| EXERCISE DESCRIPTION |
Copy out the data below as written; omit any images.

(Extracted data entries)
- - - -

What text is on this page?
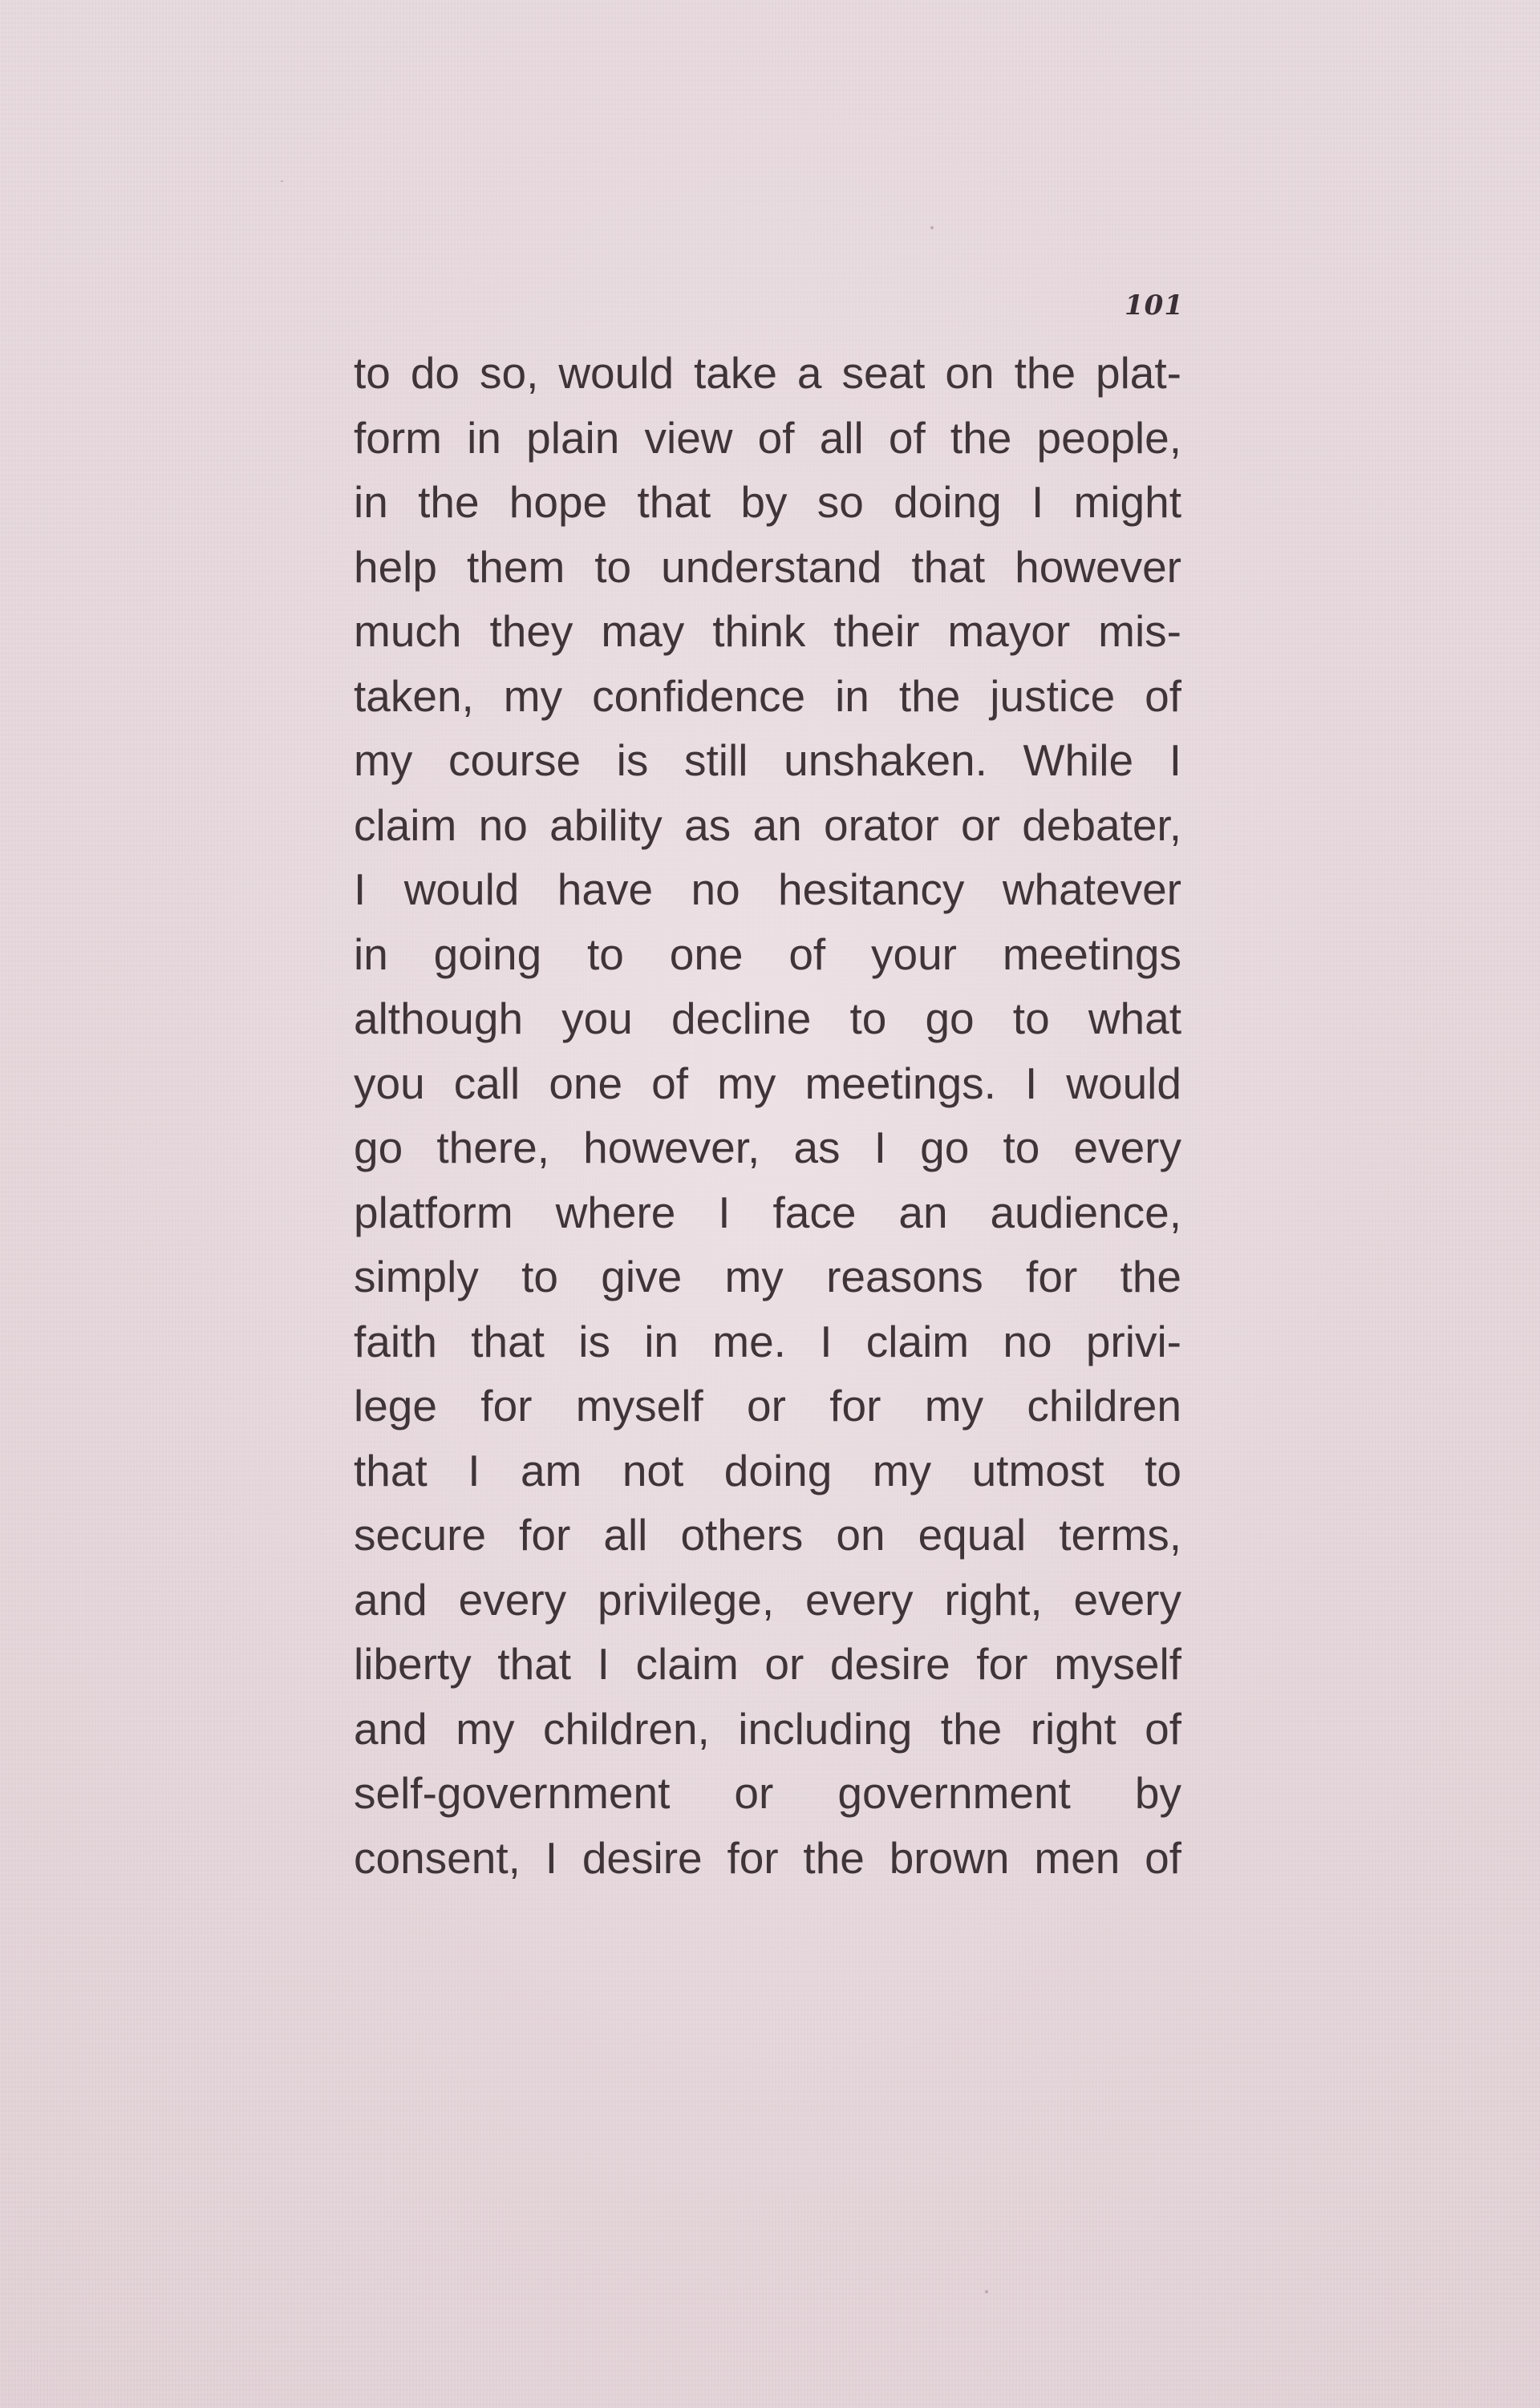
101
to do so, would take a seat on the plat-
form in plain view of all of the people,
in the hope that by so doing I might
help them to understand that however
much they may think their mayor mis-
taken, my confidence in the justice of
my course is still unshaken. While I
claim no ability as an orator or debater,
I would have no hesitancy whatever
in going to one of your meetings
although you decline to go to what
you call one of my meetings. I would
go there, however, as I go to every
platform where I face an audience,
simply to give my reasons for the
faith that is in me. I claim no privi-
lege for myself or for my children
that I am not doing my utmost to
secure for all others on equal terms,
and every privilege, every right, every
liberty that I claim or desire for myself
and my children, including the right of
self-government or government by
consent, I desire for the brown men of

- - - -

| EXERCISE RESPONSE |
What text is on this page?
101
to do so, would take a seat on the plat-
form in plain view of all of the people,
in the hope that by so doing I might
help them to understand that however
much they may think their mayor mis-
taken, my confidence in the justice of
my course is still unshaken. While I
claim no ability as an orator or debater,
I would have no hesitancy whatever
in going to one of your meetings
although you decline to go to what
you call one of my meetings. I would
go there, however, as I go to every
platform where I face an audience,
simply to give my reasons for the
faith that is in me. I claim no privi-
lege for myself or for my children
that I am not doing my utmost to
secure for all others on equal terms,
and every privilege, every right, every
liberty that I claim or desire for myself
and my children, including the right of
self-government or government by
consent, I desire for the brown men of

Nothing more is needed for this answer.